--- Data supplied ---
********************

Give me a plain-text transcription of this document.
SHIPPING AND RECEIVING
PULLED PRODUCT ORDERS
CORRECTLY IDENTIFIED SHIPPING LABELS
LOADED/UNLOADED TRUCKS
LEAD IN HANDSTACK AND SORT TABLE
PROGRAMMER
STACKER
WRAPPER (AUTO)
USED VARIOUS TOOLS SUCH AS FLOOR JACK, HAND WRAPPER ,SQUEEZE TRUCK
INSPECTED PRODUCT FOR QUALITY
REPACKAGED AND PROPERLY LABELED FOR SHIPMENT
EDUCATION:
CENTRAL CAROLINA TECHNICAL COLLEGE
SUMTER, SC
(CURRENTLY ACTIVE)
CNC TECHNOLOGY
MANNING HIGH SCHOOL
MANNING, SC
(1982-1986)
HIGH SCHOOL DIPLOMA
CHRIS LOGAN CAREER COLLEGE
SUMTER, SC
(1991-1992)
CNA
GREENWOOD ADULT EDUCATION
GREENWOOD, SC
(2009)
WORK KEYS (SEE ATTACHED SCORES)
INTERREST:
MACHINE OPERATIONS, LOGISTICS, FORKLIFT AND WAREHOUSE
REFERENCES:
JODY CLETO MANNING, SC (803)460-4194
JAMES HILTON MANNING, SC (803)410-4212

********************

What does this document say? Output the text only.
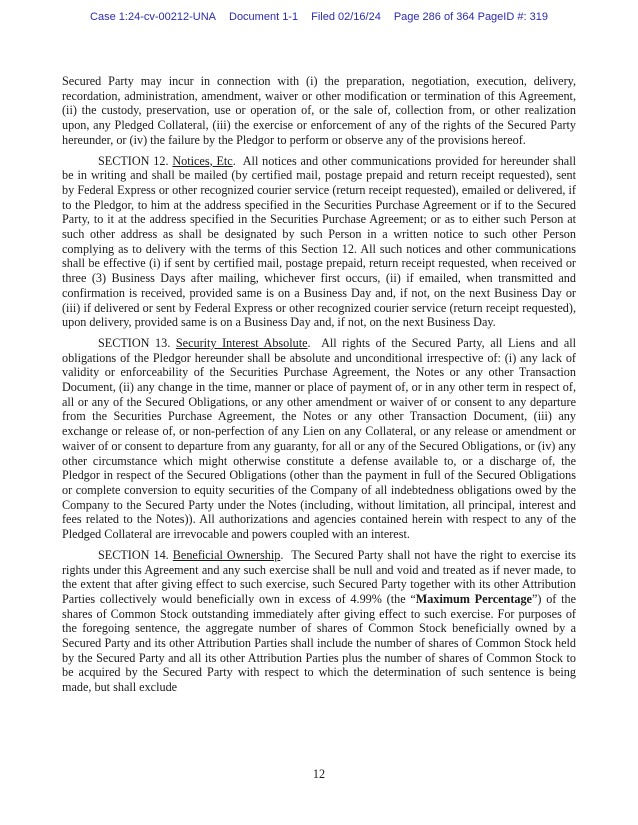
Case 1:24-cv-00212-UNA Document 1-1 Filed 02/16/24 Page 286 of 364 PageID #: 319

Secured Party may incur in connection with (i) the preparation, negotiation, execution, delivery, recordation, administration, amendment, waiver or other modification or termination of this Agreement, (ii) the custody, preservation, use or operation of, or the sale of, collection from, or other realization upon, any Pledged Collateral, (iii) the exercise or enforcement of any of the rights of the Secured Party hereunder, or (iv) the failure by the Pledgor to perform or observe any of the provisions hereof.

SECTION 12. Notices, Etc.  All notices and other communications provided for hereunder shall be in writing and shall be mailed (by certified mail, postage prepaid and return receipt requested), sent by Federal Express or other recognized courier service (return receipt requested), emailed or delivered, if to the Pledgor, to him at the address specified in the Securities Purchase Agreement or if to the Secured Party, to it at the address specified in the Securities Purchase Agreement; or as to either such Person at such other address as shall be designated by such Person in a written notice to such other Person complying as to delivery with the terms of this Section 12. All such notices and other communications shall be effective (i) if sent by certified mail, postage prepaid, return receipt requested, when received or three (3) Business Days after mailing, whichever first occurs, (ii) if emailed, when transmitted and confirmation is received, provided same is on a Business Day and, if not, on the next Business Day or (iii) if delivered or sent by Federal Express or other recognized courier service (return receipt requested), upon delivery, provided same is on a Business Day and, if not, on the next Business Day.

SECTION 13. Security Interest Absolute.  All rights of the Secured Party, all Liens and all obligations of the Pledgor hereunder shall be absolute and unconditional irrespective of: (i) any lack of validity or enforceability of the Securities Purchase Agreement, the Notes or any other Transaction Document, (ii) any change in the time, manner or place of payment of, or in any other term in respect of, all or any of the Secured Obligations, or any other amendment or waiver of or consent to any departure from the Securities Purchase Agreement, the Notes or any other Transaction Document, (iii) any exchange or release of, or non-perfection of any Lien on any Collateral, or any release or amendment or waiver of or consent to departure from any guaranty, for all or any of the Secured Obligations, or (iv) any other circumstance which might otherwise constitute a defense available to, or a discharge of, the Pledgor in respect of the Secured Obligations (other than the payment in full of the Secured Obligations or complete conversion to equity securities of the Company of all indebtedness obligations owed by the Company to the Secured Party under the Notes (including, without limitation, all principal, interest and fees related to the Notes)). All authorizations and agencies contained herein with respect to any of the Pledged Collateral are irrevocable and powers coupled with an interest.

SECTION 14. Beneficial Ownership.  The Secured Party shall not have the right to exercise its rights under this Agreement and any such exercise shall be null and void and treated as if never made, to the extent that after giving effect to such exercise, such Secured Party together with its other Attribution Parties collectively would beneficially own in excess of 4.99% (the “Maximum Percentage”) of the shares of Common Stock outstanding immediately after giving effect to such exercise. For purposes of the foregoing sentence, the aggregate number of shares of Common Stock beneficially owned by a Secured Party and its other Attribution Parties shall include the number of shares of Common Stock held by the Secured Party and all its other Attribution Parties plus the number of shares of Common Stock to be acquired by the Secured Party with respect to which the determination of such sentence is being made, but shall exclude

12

********************

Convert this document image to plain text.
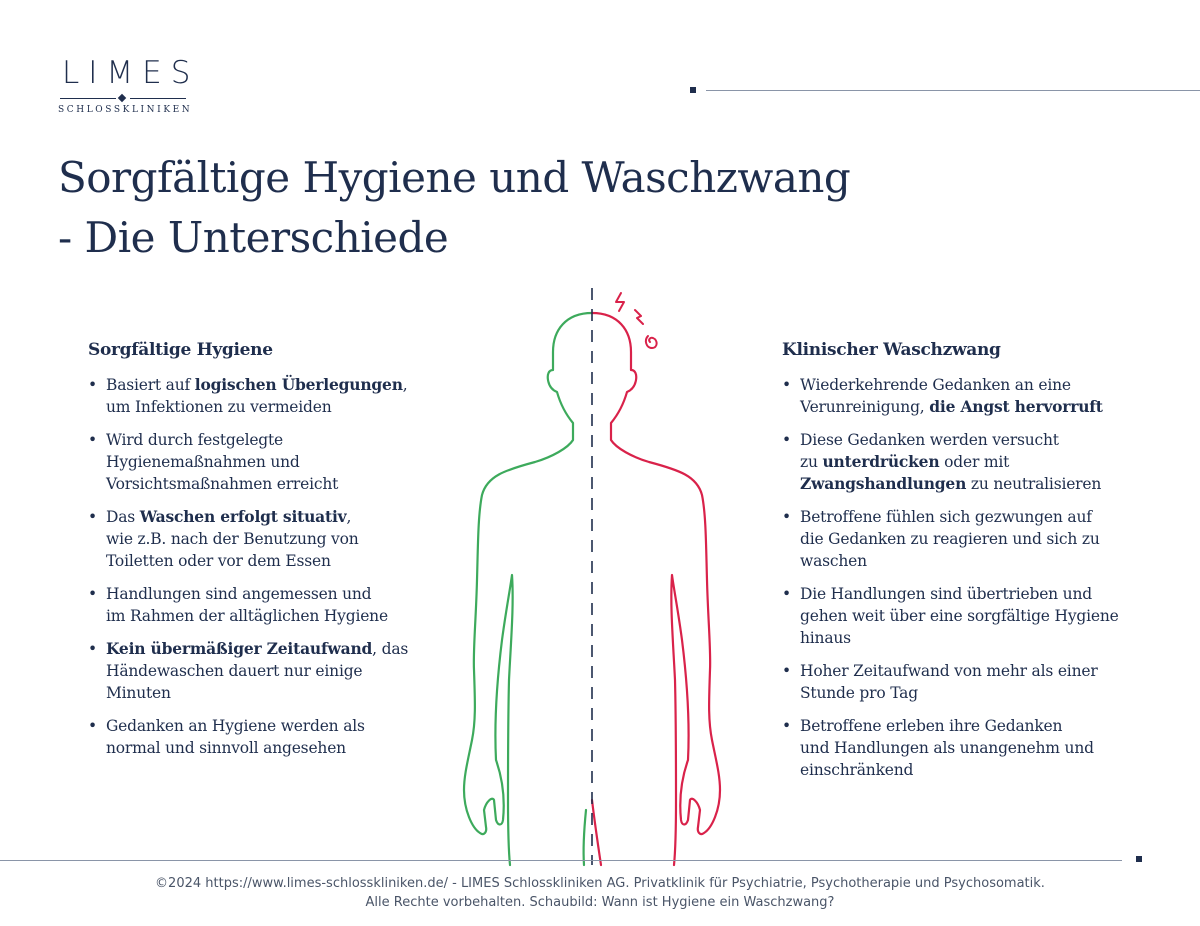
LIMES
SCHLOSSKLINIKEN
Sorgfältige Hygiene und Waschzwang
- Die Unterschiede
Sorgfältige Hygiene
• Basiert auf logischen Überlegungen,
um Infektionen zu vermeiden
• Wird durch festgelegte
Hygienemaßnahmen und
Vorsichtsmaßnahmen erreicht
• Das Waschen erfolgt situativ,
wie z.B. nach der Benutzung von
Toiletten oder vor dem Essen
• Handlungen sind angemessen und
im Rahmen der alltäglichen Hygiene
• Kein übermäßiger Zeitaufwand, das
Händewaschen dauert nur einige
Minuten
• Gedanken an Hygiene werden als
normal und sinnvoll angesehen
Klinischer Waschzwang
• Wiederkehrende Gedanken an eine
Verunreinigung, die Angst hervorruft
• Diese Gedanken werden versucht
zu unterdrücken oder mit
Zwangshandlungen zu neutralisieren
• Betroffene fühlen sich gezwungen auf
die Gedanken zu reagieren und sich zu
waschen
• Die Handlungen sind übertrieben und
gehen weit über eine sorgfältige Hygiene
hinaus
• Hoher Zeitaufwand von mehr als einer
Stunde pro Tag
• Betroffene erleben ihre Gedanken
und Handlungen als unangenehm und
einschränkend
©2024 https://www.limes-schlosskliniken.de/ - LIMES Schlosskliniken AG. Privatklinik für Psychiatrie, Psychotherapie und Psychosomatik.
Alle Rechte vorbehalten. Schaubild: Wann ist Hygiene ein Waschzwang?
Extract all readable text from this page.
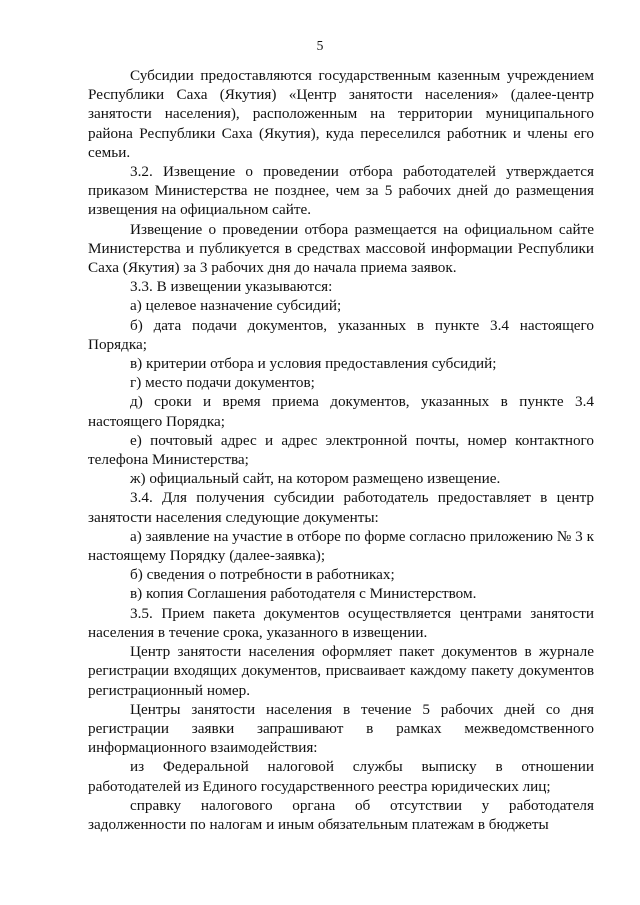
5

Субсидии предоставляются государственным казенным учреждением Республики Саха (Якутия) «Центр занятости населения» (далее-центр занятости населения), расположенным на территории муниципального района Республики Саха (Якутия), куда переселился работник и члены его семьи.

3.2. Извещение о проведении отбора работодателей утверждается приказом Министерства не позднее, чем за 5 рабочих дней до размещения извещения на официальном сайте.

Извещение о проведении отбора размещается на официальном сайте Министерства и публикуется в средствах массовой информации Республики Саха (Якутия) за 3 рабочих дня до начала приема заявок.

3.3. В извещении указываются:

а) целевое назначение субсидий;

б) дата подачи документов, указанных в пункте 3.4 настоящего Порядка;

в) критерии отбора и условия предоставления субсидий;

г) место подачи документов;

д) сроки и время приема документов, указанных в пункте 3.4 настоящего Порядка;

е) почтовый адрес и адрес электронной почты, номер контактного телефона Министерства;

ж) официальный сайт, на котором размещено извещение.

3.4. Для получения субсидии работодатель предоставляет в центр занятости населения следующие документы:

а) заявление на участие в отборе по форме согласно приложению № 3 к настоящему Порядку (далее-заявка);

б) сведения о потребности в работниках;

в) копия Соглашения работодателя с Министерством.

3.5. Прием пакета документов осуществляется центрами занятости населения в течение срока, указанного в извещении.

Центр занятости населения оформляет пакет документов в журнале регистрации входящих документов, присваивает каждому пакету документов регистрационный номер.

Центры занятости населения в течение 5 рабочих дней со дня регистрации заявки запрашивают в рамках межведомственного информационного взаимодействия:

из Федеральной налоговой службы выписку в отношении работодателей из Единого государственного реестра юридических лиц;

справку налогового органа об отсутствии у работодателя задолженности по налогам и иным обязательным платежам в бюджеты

********************

--- Exercise brief ---
Search the data for the string "EDUCATION" and copy each line where it appears.

--- Exercise answer ---
EDUCATION:
GREENWOOD ADULT EDUCATION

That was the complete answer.